**What is expected:** Without the images, output each record below as it stands.

A block of data:
╔══

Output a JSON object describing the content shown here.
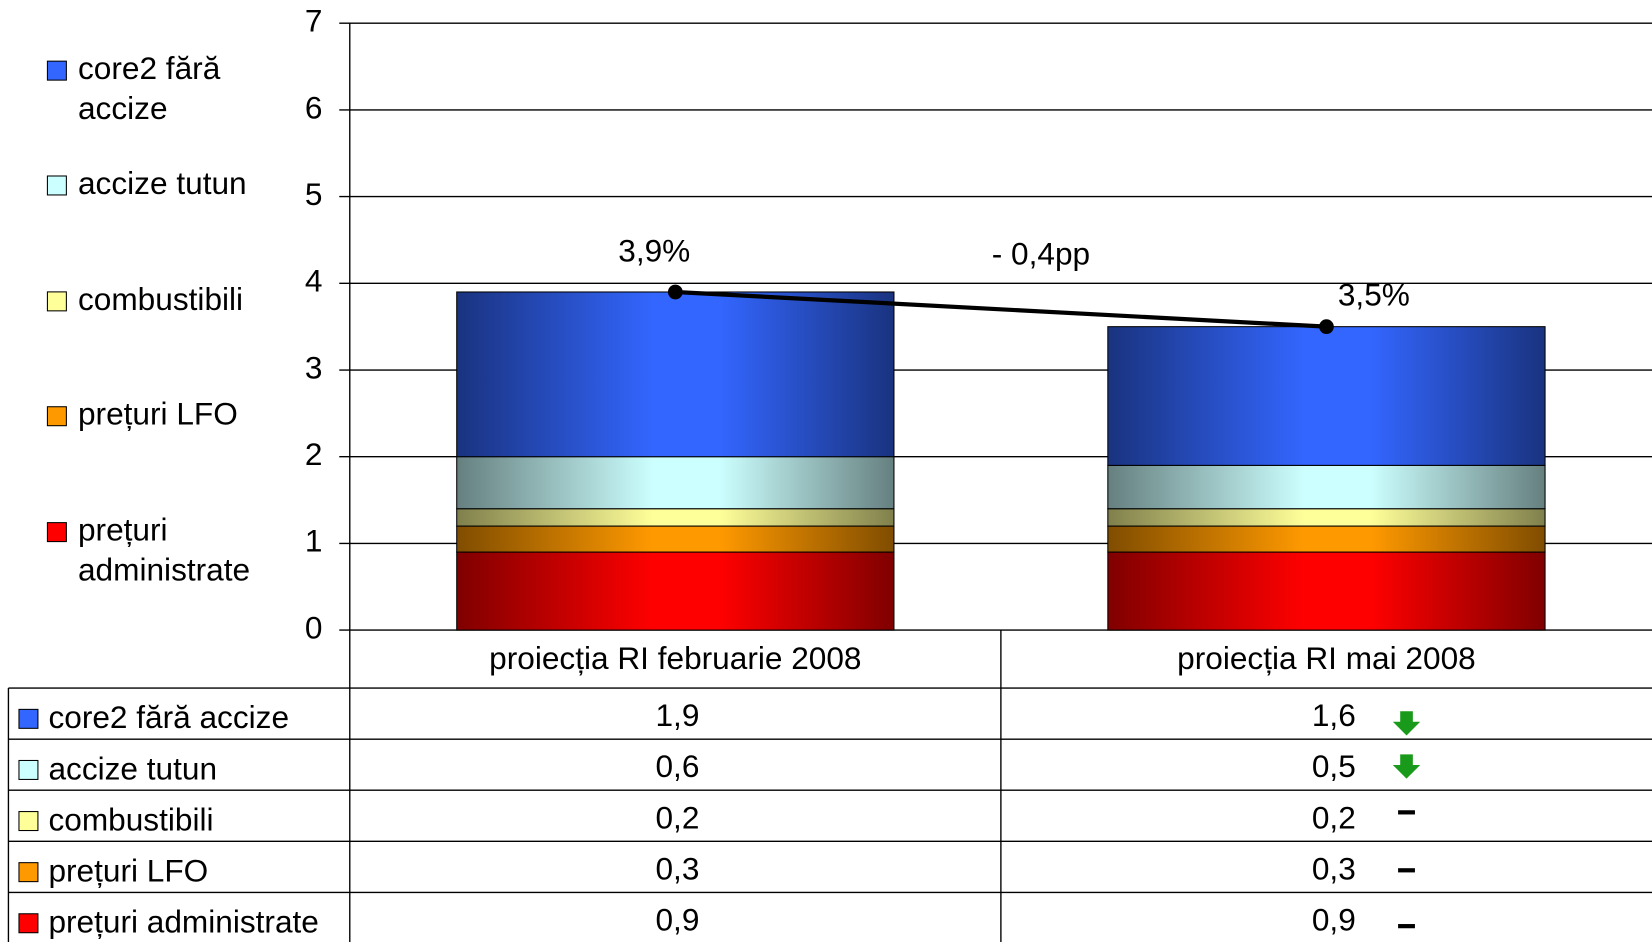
{
  "chart_data": {
    "type": "bar",
    "stacked": true,
    "categories": [
      "proiecția RI februarie 2008",
      "proiecția RI mai 2008"
    ],
    "series": [
      {
        "name": "prețuri administrate",
        "color": "#ff0000",
        "values": [
          0.9,
          0.9
        ],
        "value_labels": [
          "0,9",
          "0,9"
        ]
      },
      {
        "name": "prețuri LFO",
        "color": "#ff9900",
        "values": [
          0.3,
          0.3
        ],
        "value_labels": [
          "0,3",
          "0,3"
        ]
      },
      {
        "name": "combustibili",
        "color": "#ffff99",
        "values": [
          0.2,
          0.2
        ],
        "value_labels": [
          "0,2",
          "0,2"
        ]
      },
      {
        "name": "accize tutun",
        "color": "#ccffff",
        "values": [
          0.6,
          0.5
        ],
        "value_labels": [
          "0,6",
          "0,5"
        ]
      },
      {
        "name": "core2 fără accize",
        "color": "#3366ff",
        "values": [
          1.9,
          1.6
        ],
        "value_labels": [
          "1,9",
          "1,6"
        ]
      }
    ],
    "total_line": {
      "type": "line",
      "color": "#000000",
      "values": [
        3.9,
        3.5
      ],
      "value_labels": [
        "3,9%",
        "3,5%"
      ]
    },
    "annotation": "- 0,4pp",
    "ylim": [
      0,
      7
    ],
    "yticks": [
      0,
      1,
      2,
      3,
      4,
      5,
      6,
      7
    ],
    "grid": true,
    "legend": "left"
  }
}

╚══

**Solution to the problem:**
Output a JSON object describing the content shown here.
{
  "chart_data": {
    "type": "bar",
    "stacked": true,
    "categories": [
      "proiecția RI februarie 2008",
      "proiecția RI mai 2008"
    ],
    "series": [
      {
        "name": "prețuri administrate",
        "color": "#ff0000",
        "values": [
          0.9,
          0.9
        ],
        "value_labels": [
          "0,9",
          "0,9"
        ]
      },
      {
        "name": "prețuri LFO",
        "color": "#ff9900",
        "values": [
          0.3,
          0.3
        ],
        "value_labels": [
          "0,3",
          "0,3"
        ]
      },
      {
        "name": "combustibili",
        "color": "#ffff99",
        "values": [
          0.2,
          0.2
        ],
        "value_labels": [
          "0,2",
          "0,2"
        ]
      },
      {
        "name": "accize tutun",
        "color": "#ccffff",
        "values": [
          0.6,
          0.5
        ],
        "value_labels": [
          "0,6",
          "0,5"
        ]
      },
      {
        "name": "core2 fără accize",
        "color": "#3366ff",
        "values": [
          1.9,
          1.6
        ],
        "value_labels": [
          "1,9",
          "1,6"
        ]
      }
    ],
    "total_line": {
      "type": "line",
      "color": "#000000",
      "values": [
        3.9,
        3.5
      ],
      "value_labels": [
        "3,9%",
        "3,5%"
      ]
    },
    "annotation": "- 0,4pp",
    "ylim": [
      0,
      7
    ],
    "yticks": [
      0,
      1,
      2,
      3,
      4,
      5,
      6,
      7
    ],
    "grid": true,
    "legend": "left"
  }
}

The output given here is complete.